— What you have to do —
How many lines of these entries include the string "this"? State the number alone.

— Source data —
********

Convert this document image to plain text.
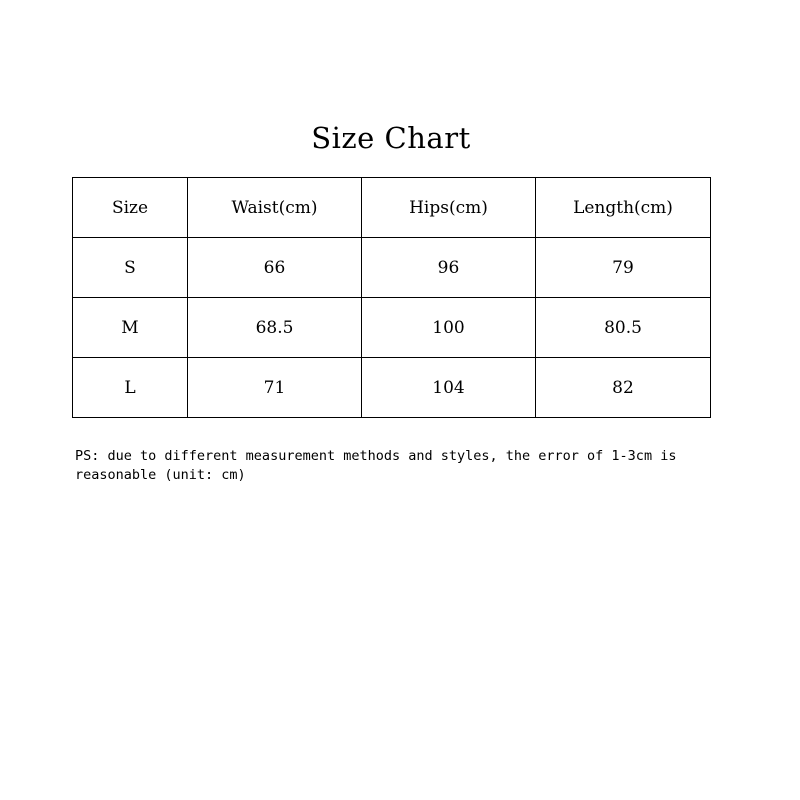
Size Chart
Size	Waist(cm)	Hips(cm)	Length(cm)
S	66	96	79
M	68.5	100	80.5
L	71	104	82
PS: due to different measurement methods and styles, the error of 1-3cm is reasonable (unit: cm)
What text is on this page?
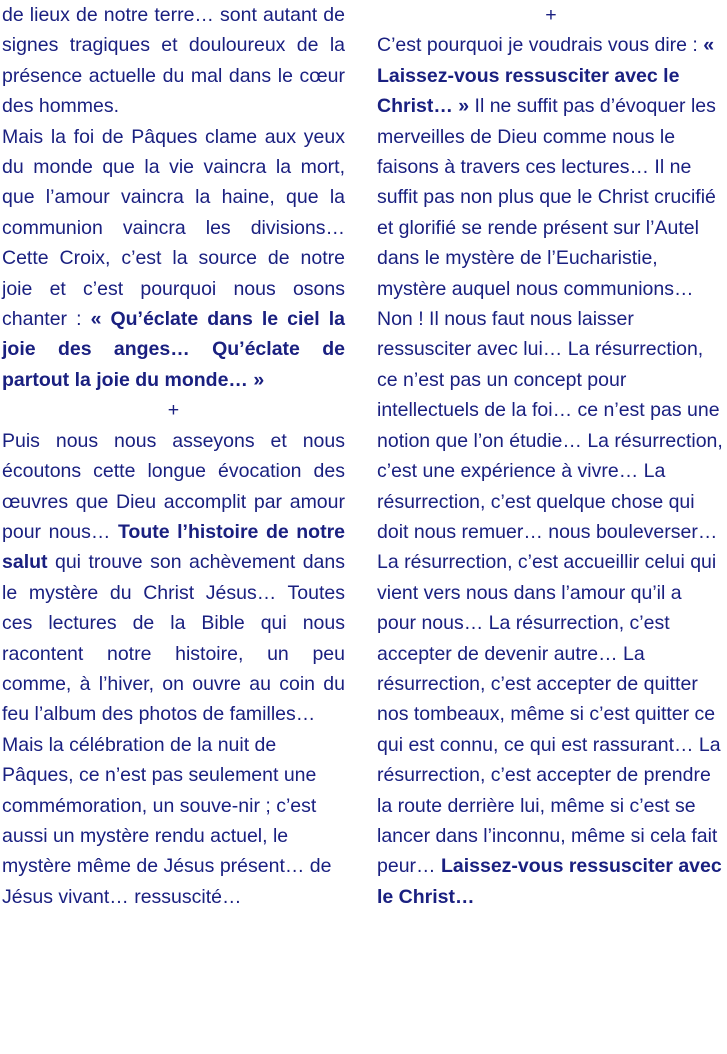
de lieux de notre terre… sont autant de signes tragiques et douloureux de la présence actuelle du mal dans le cœur des hommes.

Mais la foi de Pâques clame aux yeux du monde que la vie vaincra la mort, que l’amour vaincra la haine, que la communion vaincra les divisions… Cette Croix, c’est la source de notre joie et c’est pourquoi nous osons chanter : « Qu’éclate dans le ciel la joie des anges… Qu’éclate de partout la joie du monde… »

+

Puis nous nous asseyons et nous écoutons cette longue évocation des œuvres que Dieu accomplit par amour pour nous… Toute l’histoire de notre salut qui trouve son achèvement dans le mystère du Christ Jésus… Toutes ces lectures de la Bible qui nous racontent notre histoire, un peu comme, à l’hiver, on ouvre au coin du feu l’album des photos de familles…

Mais la célébration de la nuit de Pâques, ce n’est pas seulement une commémoration, un souve-nir ; c’est aussi un mystère rendu actuel, le mystère même de Jésus présent… de Jésus vivant… ressuscité…

+

C’est pourquoi je voudrais vous dire : « Laissez-vous ressusciter avec le Christ… » Il ne suffit pas d’évoquer les merveilles de Dieu comme nous le faisons à travers ces lectures… Il ne suffit pas non plus que le Christ crucifié et glorifié se rende présent sur l’Autel dans le mystère de l’Eucharistie, mystère auquel nous communions… Non ! Il nous faut nous laisser ressusciter avec lui… La résurrection, ce n’est pas un concept pour intellectuels de la foi… ce n’est pas une notion que l’on étudie… La résurrection, c’est une expérience à vivre… La résurrection, c’est quelque chose qui doit nous remuer… nous bouleverser… La résurrection, c’est accueillir celui qui vient vers nous dans l’amour qu’il a pour nous… La résurrection, c’est accepter de devenir autre… La résurrection, c’est accepter de quitter nos tombeaux, même si c’est quitter ce qui est connu, ce qui est rassurant… La résurrection, c’est accepter de prendre la route derrière lui, même si c’est se lancer dans l’inconnu, même si cela fait peur… Laissez-vous ressusciter avec le Christ…
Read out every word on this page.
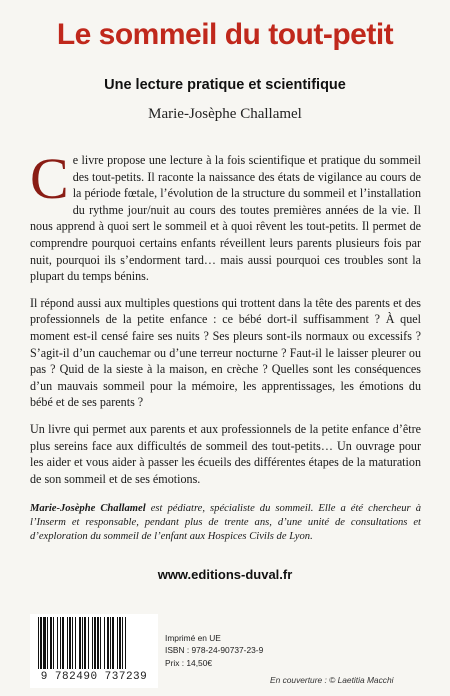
Le sommeil du tout-petit
Une lecture pratique et scientifique
Marie-Josèphe Challamel

Ce livre propose une lecture à la fois scientifique et pratique du sommeil des tout-petits. Il raconte la naissance des états de vigilance au cours de la période fœtale, l’évolution de la structure du sommeil et l’installation du rythme jour/nuit au cours des toutes premières années de la vie. Il nous apprend à quoi sert le sommeil et à quoi rêvent les tout-petits. Il permet de comprendre pourquoi certains enfants réveillent leurs parents plusieurs fois par nuit, pourquoi ils s’endorment tard… mais aussi pourquoi ces troubles sont la plupart du temps bénins.

Il répond aussi aux multiples questions qui trottent dans la tête des parents et des professionnels de la petite enfance : ce bébé dort-il suffisamment ? À quel moment est-il censé faire ses nuits ? Ses pleurs sont-ils normaux ou excessifs ? S’agit-il d’un cauchemar ou d’une terreur nocturne ? Faut-il le laisser pleurer ou pas ? Quid de la sieste à la maison, en crèche ? Quelles sont les conséquences d’un mauvais sommeil pour la mémoire, les apprentissages, les émotions du bébé et de ses parents ?

Un livre qui permet aux parents et aux professionnels de la petite enfance d’être plus sereins face aux difficultés de sommeil des tout-petits… Un ouvrage pour les aider et vous aider à passer les écueils des différentes étapes de la maturation de son sommeil et de ses émotions.

Marie-Josèphe Challamel est pédiatre, spécialiste du sommeil. Elle a été chercheur à l’Inserm et responsable, pendant plus de trente ans, d’une unité de consultations et d’exploration du sommeil de l’enfant aux Hospices Civils de Lyon.
www.editions-duval.fr
9 782490 737239
Imprimé en UE
ISBN : 978-24-90737-23-9
Prix : 14,50€
En couverture : © Laetitia Macchi
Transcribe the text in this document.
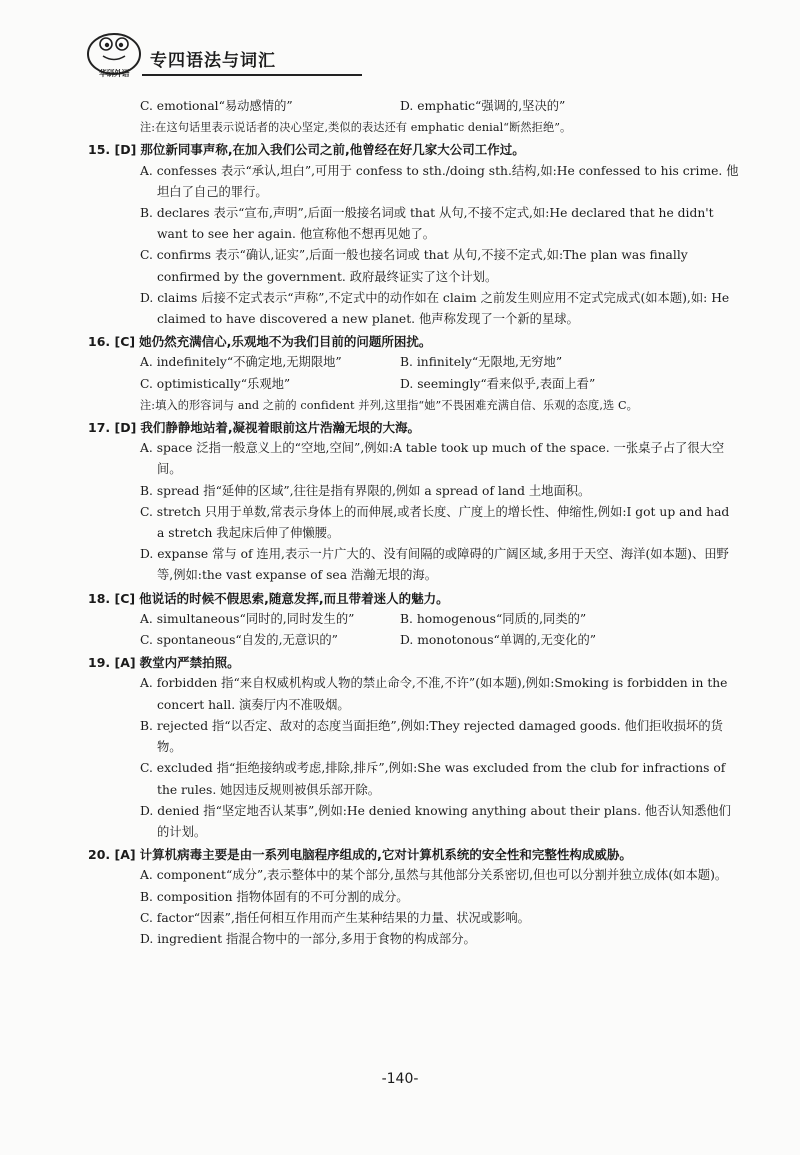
华研外语
专四语法与词汇
C. emotional“易动感情的”	D. emphatic“强调的,坚决的”
注:在这句话里表示说话者的决心坚定,类似的表达还有 emphatic denial“断然拒绝”。
15. [D] 那位新同事声称,在加入我们公司之前,他曾经在好几家大公司工作过。
A. confesses 表示“承认,坦白”,可用于 confess to sth./doing sth.结构,如:He confessed to his crime. 他坦白了自己的罪行。
B. declares 表示“宣布,声明”,后面一般接名词或 that 从句,不接不定式,如:He declared that he didn't want to see her again. 他宣称他不想再见她了。
C. confirms 表示“确认,证实”,后面一般也接名词或 that 从句,不接不定式,如:The plan was finally confirmed by the government. 政府最终证实了这个计划。
D. claims 后接不定式表示“声称”,不定式中的动作如在 claim 之前发生则应用不定式完成式(如本题),如: He claimed to have discovered a new planet. 他声称发现了一个新的星球。
16. [C] 她仍然充满信心,乐观地不为我们目前的问题所困扰。
A. indefinitely“不确定地,无期限地”	B. infinitely“无限地,无穷地”
C. optimistically“乐观地”	D. seemingly“看来似乎,表面上看”
注:填入的形容词与 and 之前的 confident 并列,这里指“她”不畏困难充满自信、乐观的态度,选 C。
17. [D] 我们静静地站着,凝视着眼前这片浩瀚无垠的大海。
A. space 泛指一般意义上的“空地,空间”,例如:A table took up much of the space. 一张桌子占了很大空间。
B. spread 指“延伸的区域”,往往是指有界限的,例如 a spread of land 土地面积。
C. stretch 只用于单数,常表示身体上的而伸展,或者长度、广度上的增长性、伸缩性,例如:I got up and had a stretch 我起床后伸了伸懒腰。
D. expanse 常与 of 连用,表示一片广大的、没有间隔的或障碍的广阔区域,多用于天空、海洋(如本题)、田野等,例如:the vast expanse of sea 浩瀚无垠的海。
18. [C] 他说话的时候不假思索,随意发挥,而且带着迷人的魅力。
A. simultaneous“同时的,同时发生的”	B. homogenous“同质的,同类的”
C. spontaneous“自发的,无意识的”	D. monotonous“单调的,无变化的”
19. [A] 教堂内严禁拍照。
A. forbidden 指“来自权威机构或人物的禁止命令,不准,不许”(如本题),例如:Smoking is forbidden in the concert hall. 演奏厅内不准吸烟。
B. rejected 指“以否定、敌对的态度当面拒绝”,例如:They rejected damaged goods. 他们拒收损坏的货物。
C. excluded 指“拒绝接纳或考虑,排除,排斥”,例如:She was excluded from the club for infractions of the rules. 她因违反规则被俱乐部开除。
D. denied 指“坚定地否认某事”,例如:He denied knowing anything about their plans. 他否认知悉他们的计划。
20. [A] 计算机病毒主要是由一系列电脑程序组成的,它对计算机系统的安全性和完整性构成威胁。
A. component“成分”,表示整体中的某个部分,虽然与其他部分关系密切,但也可以分割并独立成体(如本题)。
B. composition 指物体固有的不可分割的成分。
C. factor“因素”,指任何相互作用而产生某种结果的力量、状况或影响。
D. ingredient 指混合物中的一部分,多用于食物的构成部分。
-140-
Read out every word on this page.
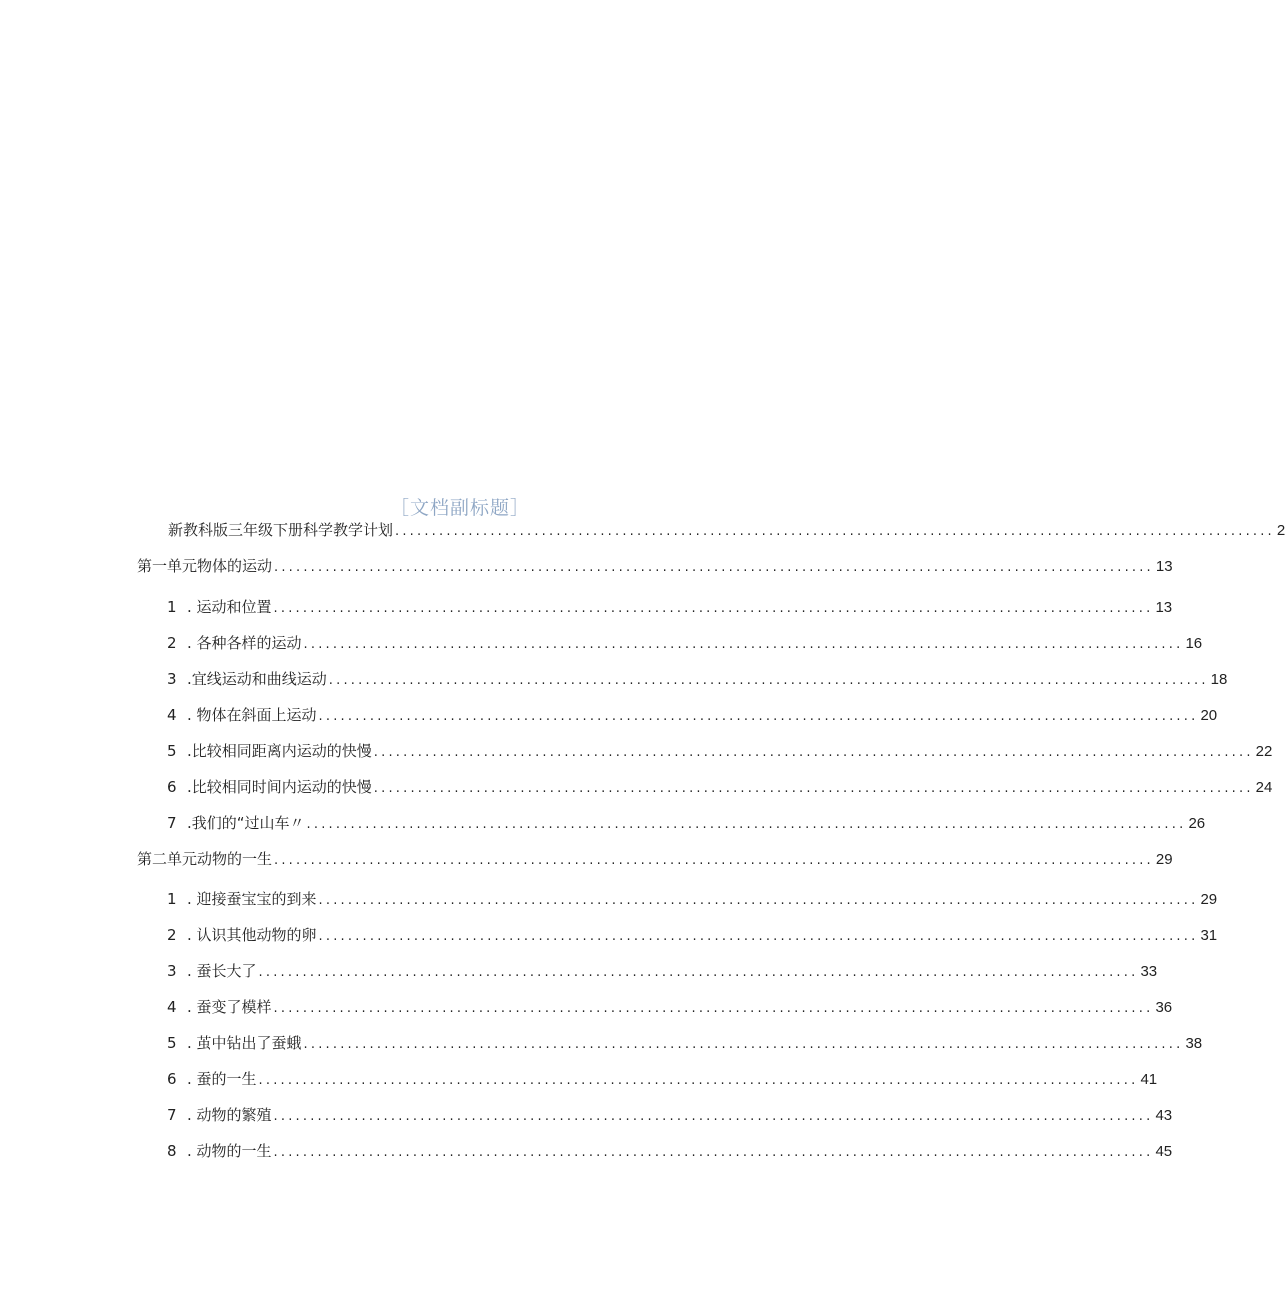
［文档副标题］
新教科版三年级下册科学教学计划 ........................................................................................................................ 2
第一单元物体的运动 ........................................................................................................................ 13
1 . 运动和位置 ........................................................................................................................ 13
2 . 各种各样的运动 ........................................................................................................................ 16
3 .宜线运动和曲线运动 ........................................................................................................................ 18
4 . 物体在斜面上运动 ........................................................................................................................ 20
5 .比较相同距离内运动的快慢 ........................................................................................................................ 22
6 .比较相同时间内运动的快慢 ........................................................................................................................ 24
7 .我们的“过山车〃 ........................................................................................................................ 26
第二单元动物的一生 ........................................................................................................................ 29
1 . 迎接蚕宝宝的到来 ........................................................................................................................ 29
2 . 认识其他动物的卵 ........................................................................................................................ 31
3 . 蚕长大了 ........................................................................................................................ 33
4 . 蚕变了模样 ........................................................................................................................ 36
5 . 茧中钻出了蚕蛾 ........................................................................................................................ 38
6 . 蚕的一生 ........................................................................................................................ 41
7 . 动物的繁殖 ........................................................................................................................ 43
8 . 动物的一生 ........................................................................................................................ 45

********

— Solution —
5